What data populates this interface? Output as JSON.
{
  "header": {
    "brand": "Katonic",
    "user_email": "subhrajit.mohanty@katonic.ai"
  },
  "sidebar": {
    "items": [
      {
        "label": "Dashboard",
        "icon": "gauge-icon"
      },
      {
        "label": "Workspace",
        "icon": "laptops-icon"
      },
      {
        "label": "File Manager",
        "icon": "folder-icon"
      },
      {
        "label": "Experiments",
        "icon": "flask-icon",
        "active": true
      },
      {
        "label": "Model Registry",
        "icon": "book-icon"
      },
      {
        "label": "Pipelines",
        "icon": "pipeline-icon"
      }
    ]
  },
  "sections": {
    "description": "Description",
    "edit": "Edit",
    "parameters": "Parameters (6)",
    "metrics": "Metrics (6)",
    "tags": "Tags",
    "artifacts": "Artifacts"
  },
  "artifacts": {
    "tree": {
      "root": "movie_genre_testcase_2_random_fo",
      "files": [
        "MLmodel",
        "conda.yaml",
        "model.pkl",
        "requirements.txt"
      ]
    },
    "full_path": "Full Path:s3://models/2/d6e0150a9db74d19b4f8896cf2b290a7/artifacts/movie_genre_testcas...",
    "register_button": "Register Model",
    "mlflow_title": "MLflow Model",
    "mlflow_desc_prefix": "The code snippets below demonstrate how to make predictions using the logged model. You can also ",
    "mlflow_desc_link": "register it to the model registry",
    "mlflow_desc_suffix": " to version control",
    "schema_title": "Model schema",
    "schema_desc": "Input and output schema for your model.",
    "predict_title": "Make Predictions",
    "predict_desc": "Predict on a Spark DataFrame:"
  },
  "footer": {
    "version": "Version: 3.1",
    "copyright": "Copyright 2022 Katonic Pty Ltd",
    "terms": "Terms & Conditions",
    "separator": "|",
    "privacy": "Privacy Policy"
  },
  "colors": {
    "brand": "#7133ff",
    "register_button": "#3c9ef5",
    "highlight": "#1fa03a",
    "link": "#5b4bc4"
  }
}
***
**INSTRUCTION:** All the data must be duplicated exactly, with nothing added or removed.

**FULL RESPONSE:**
What data populates this interface? Output as JSON.
{
  "header": {
    "brand": "Katonic",
    "user_email": "subhrajit.mohanty@katonic.ai"
  },
  "sidebar": {
    "items": [
      {
        "label": "Dashboard",
        "icon": "gauge-icon"
      },
      {
        "label": "Workspace",
        "icon": "laptops-icon"
      },
      {
        "label": "File Manager",
        "icon": "folder-icon"
      },
      {
        "label": "Experiments",
        "icon": "flask-icon",
        "active": true
      },
      {
        "label": "Model Registry",
        "icon": "book-icon"
      },
      {
        "label": "Pipelines",
        "icon": "pipeline-icon"
      }
    ]
  },
  "sections": {
    "description": "Description",
    "edit": "Edit",
    "parameters": "Parameters (6)",
    "metrics": "Metrics (6)",
    "tags": "Tags",
    "artifacts": "Artifacts"
  },
  "artifacts": {
    "tree": {
      "root": "movie_genre_testcase_2_random_fo",
      "files": [
        "MLmodel",
        "conda.yaml",
        "model.pkl",
        "requirements.txt"
      ]
    },
    "full_path": "Full Path:s3://models/2/d6e0150a9db74d19b4f8896cf2b290a7/artifacts/movie_genre_testcas...",
    "register_button": "Register Model",
    "mlflow_title": "MLflow Model",
    "mlflow_desc_prefix": "The code snippets below demonstrate how to make predictions using the logged model. You can also ",
    "mlflow_desc_link": "register it to the model registry",
    "mlflow_desc_suffix": " to version control",
    "schema_title": "Model schema",
    "schema_desc": "Input and output schema for your model.",
    "predict_title": "Make Predictions",
    "predict_desc": "Predict on a Spark DataFrame:"
  },
  "footer": {
    "version": "Version: 3.1",
    "copyright": "Copyright 2022 Katonic Pty Ltd",
    "terms": "Terms & Conditions",
    "separator": "|",
    "privacy": "Privacy Policy"
  },
  "colors": {
    "brand": "#7133ff",
    "register_button": "#3c9ef5",
    "highlight": "#1fa03a",
    "link": "#5b4bc4"
  }
}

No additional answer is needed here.